Collected data entries:
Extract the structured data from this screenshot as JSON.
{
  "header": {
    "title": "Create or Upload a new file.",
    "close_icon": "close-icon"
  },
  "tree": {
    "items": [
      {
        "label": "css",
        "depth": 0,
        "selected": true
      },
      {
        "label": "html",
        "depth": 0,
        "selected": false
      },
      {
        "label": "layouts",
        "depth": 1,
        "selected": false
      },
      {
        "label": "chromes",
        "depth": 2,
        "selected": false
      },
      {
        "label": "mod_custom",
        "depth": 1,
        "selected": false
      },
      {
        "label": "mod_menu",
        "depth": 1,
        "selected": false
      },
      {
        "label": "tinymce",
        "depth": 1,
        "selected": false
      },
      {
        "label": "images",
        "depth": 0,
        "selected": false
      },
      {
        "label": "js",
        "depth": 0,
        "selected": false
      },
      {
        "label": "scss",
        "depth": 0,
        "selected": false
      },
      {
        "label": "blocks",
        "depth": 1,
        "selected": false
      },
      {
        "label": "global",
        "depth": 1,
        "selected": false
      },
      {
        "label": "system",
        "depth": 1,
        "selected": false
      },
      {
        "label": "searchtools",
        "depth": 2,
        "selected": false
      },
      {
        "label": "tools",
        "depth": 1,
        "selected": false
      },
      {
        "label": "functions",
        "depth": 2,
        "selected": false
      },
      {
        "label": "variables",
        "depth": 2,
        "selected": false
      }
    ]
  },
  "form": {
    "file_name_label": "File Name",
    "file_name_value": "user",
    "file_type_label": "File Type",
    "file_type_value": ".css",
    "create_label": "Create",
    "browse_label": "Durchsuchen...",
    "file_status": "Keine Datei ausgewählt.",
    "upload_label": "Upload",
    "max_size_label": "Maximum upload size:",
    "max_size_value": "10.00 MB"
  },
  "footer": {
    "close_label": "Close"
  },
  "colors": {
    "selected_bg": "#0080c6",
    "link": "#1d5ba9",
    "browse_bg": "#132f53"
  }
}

SET EXERCISE:
Every entry must be output again, exactly as written above.

ANSWER TO THE EXERCISE:
Extract the structured data from this screenshot as JSON.
{
  "header": {
    "title": "Create or Upload a new file.",
    "close_icon": "close-icon"
  },
  "tree": {
    "items": [
      {
        "label": "css",
        "depth": 0,
        "selected": true
      },
      {
        "label": "html",
        "depth": 0,
        "selected": false
      },
      {
        "label": "layouts",
        "depth": 1,
        "selected": false
      },
      {
        "label": "chromes",
        "depth": 2,
        "selected": false
      },
      {
        "label": "mod_custom",
        "depth": 1,
        "selected": false
      },
      {
        "label": "mod_menu",
        "depth": 1,
        "selected": false
      },
      {
        "label": "tinymce",
        "depth": 1,
        "selected": false
      },
      {
        "label": "images",
        "depth": 0,
        "selected": false
      },
      {
        "label": "js",
        "depth": 0,
        "selected": false
      },
      {
        "label": "scss",
        "depth": 0,
        "selected": false
      },
      {
        "label": "blocks",
        "depth": 1,
        "selected": false
      },
      {
        "label": "global",
        "depth": 1,
        "selected": false
      },
      {
        "label": "system",
        "depth": 1,
        "selected": false
      },
      {
        "label": "searchtools",
        "depth": 2,
        "selected": false
      },
      {
        "label": "tools",
        "depth": 1,
        "selected": false
      },
      {
        "label": "functions",
        "depth": 2,
        "selected": false
      },
      {
        "label": "variables",
        "depth": 2,
        "selected": false
      }
    ]
  },
  "form": {
    "file_name_label": "File Name",
    "file_name_value": "user",
    "file_type_label": "File Type",
    "file_type_value": ".css",
    "create_label": "Create",
    "browse_label": "Durchsuchen...",
    "file_status": "Keine Datei ausgewählt.",
    "upload_label": "Upload",
    "max_size_label": "Maximum upload size:",
    "max_size_value": "10.00 MB"
  },
  "footer": {
    "close_label": "Close"
  },
  "colors": {
    "selected_bg": "#0080c6",
    "link": "#1d5ba9",
    "browse_bg": "#132f53"
  }
}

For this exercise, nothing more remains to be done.